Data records
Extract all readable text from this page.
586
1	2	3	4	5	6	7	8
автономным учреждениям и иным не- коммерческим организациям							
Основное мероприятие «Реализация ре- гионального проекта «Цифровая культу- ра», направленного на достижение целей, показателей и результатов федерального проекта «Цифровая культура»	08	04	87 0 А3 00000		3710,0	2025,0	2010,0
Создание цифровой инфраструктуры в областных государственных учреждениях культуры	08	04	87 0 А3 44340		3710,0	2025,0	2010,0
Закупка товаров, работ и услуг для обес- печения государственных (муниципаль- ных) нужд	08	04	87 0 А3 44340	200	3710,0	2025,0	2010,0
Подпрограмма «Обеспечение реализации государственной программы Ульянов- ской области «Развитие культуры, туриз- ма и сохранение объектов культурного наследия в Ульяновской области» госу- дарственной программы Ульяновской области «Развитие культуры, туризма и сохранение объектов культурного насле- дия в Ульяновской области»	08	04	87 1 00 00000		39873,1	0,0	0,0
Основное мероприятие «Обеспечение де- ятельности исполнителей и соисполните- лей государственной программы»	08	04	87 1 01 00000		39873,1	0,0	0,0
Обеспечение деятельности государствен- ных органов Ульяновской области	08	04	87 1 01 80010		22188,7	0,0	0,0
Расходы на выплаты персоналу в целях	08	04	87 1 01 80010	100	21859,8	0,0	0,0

Problem statement =>
Reproduce the listing above verbatim, from first line to last.

Final result =>
Extract all readable text from this page.
586
1	2	3	4	5	6	7	8
автономным учреждениям и иным не- коммерческим организациям							
Основное мероприятие «Реализация ре- гионального проекта «Цифровая культу- ра», направленного на достижение целей, показателей и результатов федерального проекта «Цифровая культура»	08	04	87 0 А3 00000		3710,0	2025,0	2010,0
Создание цифровой инфраструктуры в областных государственных учреждениях культуры	08	04	87 0 А3 44340		3710,0	2025,0	2010,0
Закупка товаров, работ и услуг для обес- печения государственных (муниципаль- ных) нужд	08	04	87 0 А3 44340	200	3710,0	2025,0	2010,0
Подпрограмма «Обеспечение реализации государственной программы Ульянов- ской области «Развитие культуры, туриз- ма и сохранение объектов культурного наследия в Ульяновской области» госу- дарственной программы Ульяновской области «Развитие культуры, туризма и сохранение объектов культурного насле- дия в Ульяновской области»	08	04	87 1 00 00000		39873,1	0,0	0,0
Основное мероприятие «Обеспечение де- ятельности исполнителей и соисполните- лей государственной программы»	08	04	87 1 01 00000		39873,1	0,0	0,0
Обеспечение деятельности государствен- ных органов Ульяновской области	08	04	87 1 01 80010		22188,7	0,0	0,0
Расходы на выплаты персоналу в целях	08	04	87 1 01 80010	100	21859,8	0,0	0,0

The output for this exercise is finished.